Filter the records below for the word "foot". Copy each line that holds it.

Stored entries

-*-*-

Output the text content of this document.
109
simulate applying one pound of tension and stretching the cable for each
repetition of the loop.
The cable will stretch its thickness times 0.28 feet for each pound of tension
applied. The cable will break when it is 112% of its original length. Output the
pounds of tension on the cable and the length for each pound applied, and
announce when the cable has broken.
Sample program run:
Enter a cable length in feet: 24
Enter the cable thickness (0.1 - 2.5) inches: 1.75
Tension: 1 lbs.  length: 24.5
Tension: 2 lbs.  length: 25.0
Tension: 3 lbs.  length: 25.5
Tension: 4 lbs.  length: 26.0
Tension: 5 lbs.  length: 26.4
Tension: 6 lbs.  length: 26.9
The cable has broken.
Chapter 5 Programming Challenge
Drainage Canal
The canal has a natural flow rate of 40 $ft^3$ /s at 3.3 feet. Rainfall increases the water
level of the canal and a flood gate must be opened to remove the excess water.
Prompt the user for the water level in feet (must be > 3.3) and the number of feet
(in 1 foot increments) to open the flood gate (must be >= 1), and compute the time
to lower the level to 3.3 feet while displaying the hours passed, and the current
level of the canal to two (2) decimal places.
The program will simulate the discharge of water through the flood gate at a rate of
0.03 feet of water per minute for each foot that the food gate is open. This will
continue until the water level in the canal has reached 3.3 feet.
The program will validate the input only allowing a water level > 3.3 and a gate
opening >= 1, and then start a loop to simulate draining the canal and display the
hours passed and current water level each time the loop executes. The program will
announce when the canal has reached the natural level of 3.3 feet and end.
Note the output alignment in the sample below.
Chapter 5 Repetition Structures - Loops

-*-*-

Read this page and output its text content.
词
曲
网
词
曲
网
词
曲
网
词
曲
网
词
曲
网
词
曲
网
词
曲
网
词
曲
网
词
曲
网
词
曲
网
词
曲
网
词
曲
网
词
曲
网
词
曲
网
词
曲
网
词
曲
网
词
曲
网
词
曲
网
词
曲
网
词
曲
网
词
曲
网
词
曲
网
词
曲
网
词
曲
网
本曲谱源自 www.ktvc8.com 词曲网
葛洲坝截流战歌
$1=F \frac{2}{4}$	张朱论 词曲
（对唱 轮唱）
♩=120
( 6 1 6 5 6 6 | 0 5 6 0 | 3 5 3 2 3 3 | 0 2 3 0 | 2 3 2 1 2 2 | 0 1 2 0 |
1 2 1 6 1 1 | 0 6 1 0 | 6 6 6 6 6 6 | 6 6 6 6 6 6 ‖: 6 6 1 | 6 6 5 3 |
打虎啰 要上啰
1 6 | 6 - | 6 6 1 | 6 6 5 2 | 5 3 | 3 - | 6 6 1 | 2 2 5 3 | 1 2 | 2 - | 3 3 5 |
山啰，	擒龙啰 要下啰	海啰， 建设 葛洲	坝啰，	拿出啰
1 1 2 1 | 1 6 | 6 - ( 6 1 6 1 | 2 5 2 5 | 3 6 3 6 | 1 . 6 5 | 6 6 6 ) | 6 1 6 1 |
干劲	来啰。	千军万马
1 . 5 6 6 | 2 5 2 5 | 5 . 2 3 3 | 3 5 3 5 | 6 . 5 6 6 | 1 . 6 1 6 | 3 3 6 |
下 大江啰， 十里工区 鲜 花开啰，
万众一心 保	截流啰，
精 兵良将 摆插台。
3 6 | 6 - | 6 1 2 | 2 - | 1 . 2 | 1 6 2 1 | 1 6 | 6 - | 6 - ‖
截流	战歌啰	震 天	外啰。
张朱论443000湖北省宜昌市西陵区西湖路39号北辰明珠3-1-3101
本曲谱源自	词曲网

-*-*-

Response to this exercise:
(in 1 foot increments) to open the flood gate (must be >= 1), and compute the time
0.03 feet of water per minute for each foot that the food gate is open. This will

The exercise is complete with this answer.